--- TASK INPUT ---

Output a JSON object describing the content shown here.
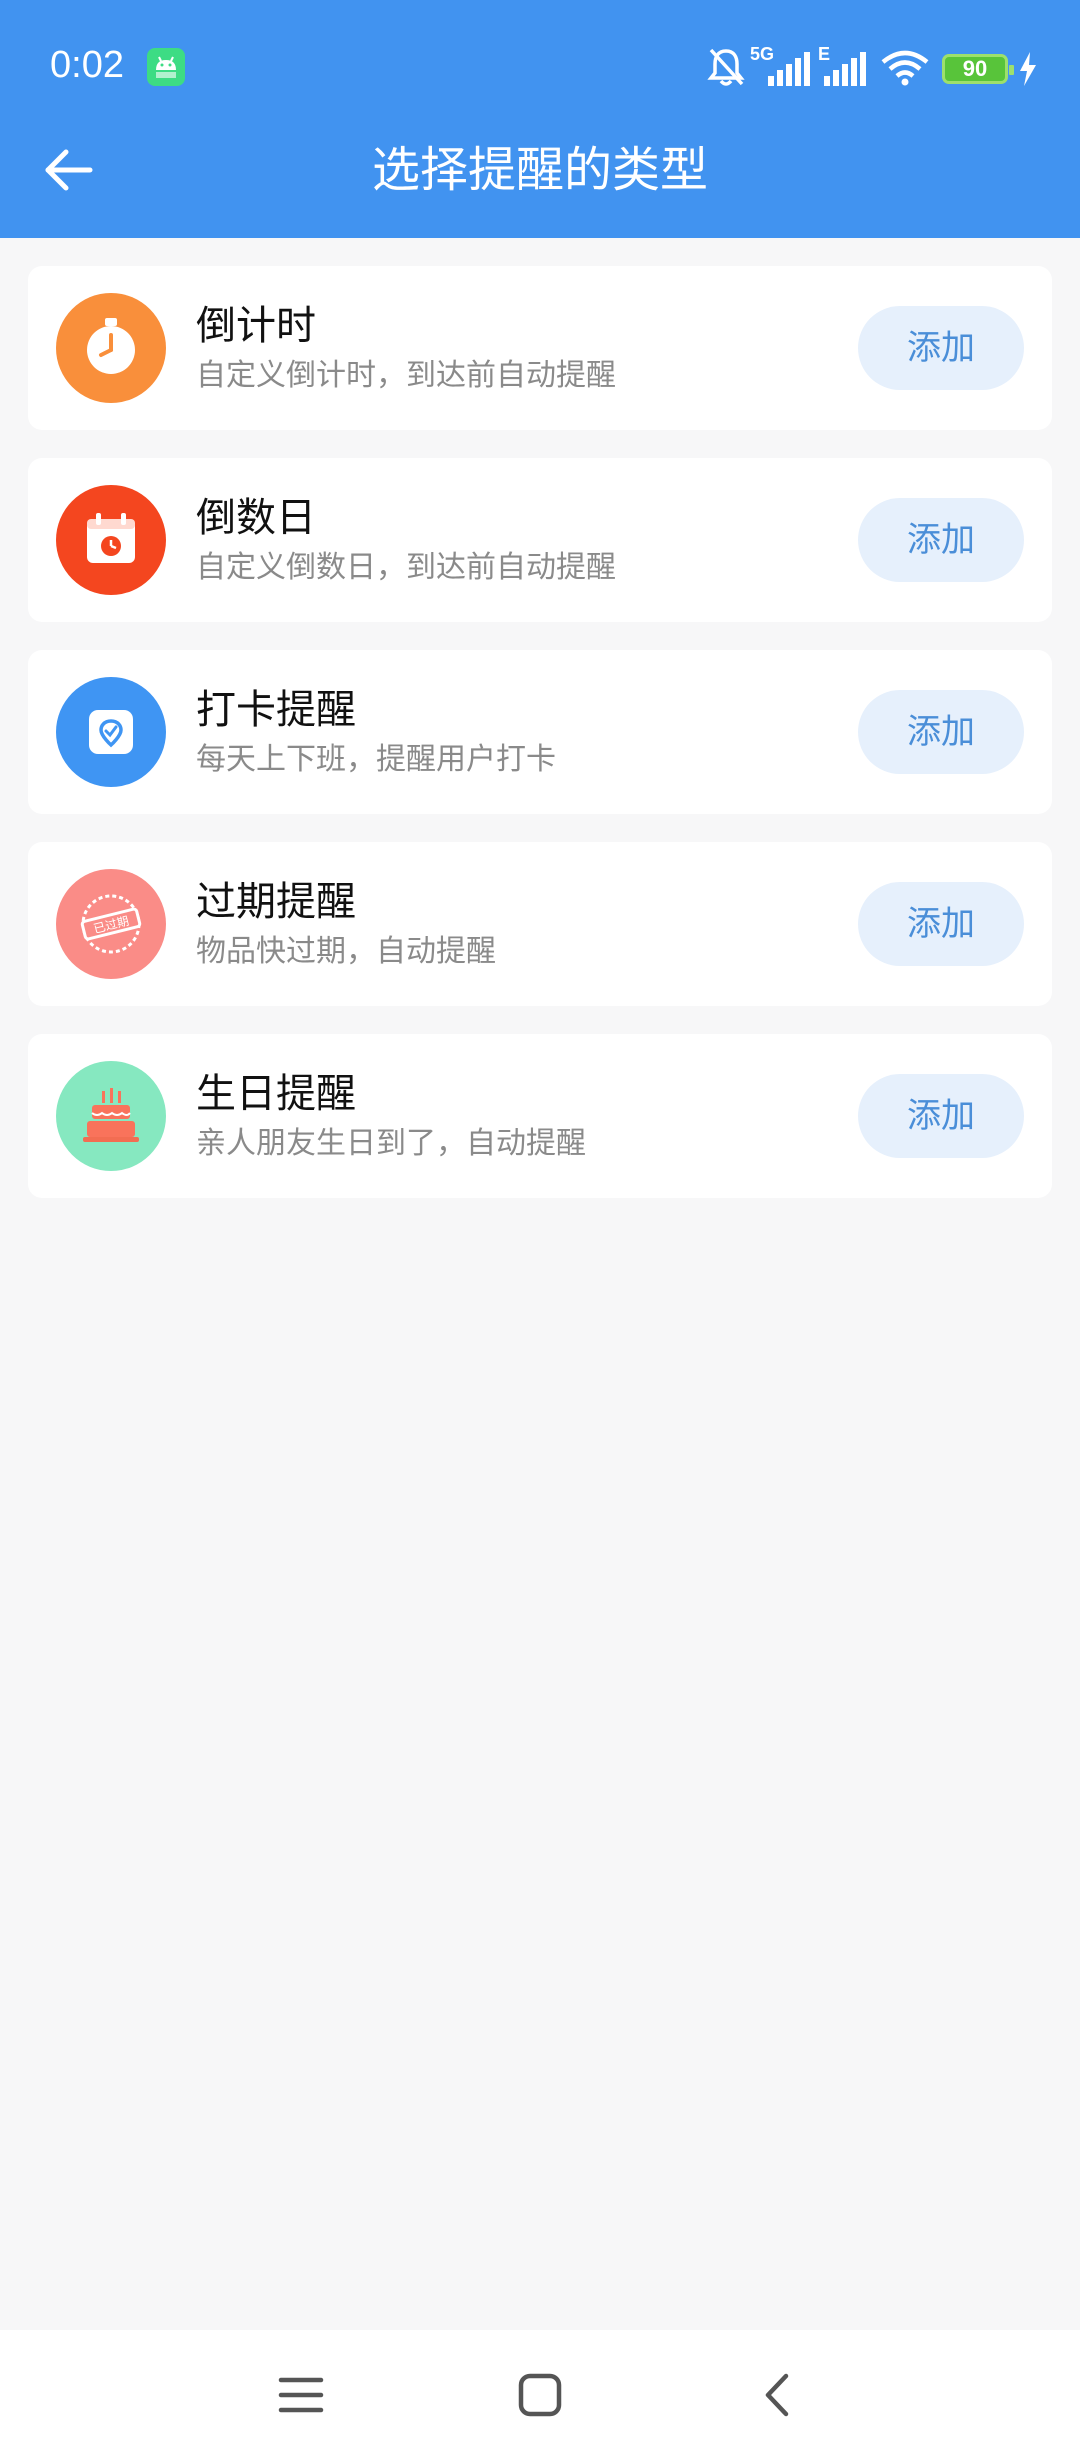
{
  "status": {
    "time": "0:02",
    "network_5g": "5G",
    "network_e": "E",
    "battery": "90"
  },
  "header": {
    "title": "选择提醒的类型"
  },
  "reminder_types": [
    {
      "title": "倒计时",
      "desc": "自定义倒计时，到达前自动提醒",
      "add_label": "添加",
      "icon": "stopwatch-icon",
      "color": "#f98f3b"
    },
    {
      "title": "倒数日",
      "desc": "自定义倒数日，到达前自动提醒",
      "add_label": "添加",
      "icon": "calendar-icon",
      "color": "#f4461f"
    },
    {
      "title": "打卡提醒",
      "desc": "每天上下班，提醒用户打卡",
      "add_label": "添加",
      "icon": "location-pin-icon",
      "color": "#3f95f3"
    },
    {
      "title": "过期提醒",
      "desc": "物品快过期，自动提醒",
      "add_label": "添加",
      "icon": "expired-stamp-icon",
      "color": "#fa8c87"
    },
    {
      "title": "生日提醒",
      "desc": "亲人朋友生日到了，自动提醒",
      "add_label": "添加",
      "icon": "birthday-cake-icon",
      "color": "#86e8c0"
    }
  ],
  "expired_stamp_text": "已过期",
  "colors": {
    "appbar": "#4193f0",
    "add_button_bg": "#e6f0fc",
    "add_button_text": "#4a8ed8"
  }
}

---

• _PROBLEM REQUIREMENTS_
Word for word, quote the lines above. Omit the pictures.

• _EXERCISE SOLUTION_
Output a JSON object describing the content shown here.
{
  "status": {
    "time": "0:02",
    "network_5g": "5G",
    "network_e": "E",
    "battery": "90"
  },
  "header": {
    "title": "选择提醒的类型"
  },
  "reminder_types": [
    {
      "title": "倒计时",
      "desc": "自定义倒计时，到达前自动提醒",
      "add_label": "添加",
      "icon": "stopwatch-icon",
      "color": "#f98f3b"
    },
    {
      "title": "倒数日",
      "desc": "自定义倒数日，到达前自动提醒",
      "add_label": "添加",
      "icon": "calendar-icon",
      "color": "#f4461f"
    },
    {
      "title": "打卡提醒",
      "desc": "每天上下班，提醒用户打卡",
      "add_label": "添加",
      "icon": "location-pin-icon",
      "color": "#3f95f3"
    },
    {
      "title": "过期提醒",
      "desc": "物品快过期，自动提醒",
      "add_label": "添加",
      "icon": "expired-stamp-icon",
      "color": "#fa8c87"
    },
    {
      "title": "生日提醒",
      "desc": "亲人朋友生日到了，自动提醒",
      "add_label": "添加",
      "icon": "birthday-cake-icon",
      "color": "#86e8c0"
    }
  ],
  "expired_stamp_text": "已过期",
  "colors": {
    "appbar": "#4193f0",
    "add_button_bg": "#e6f0fc",
    "add_button_text": "#4a8ed8"
  }
}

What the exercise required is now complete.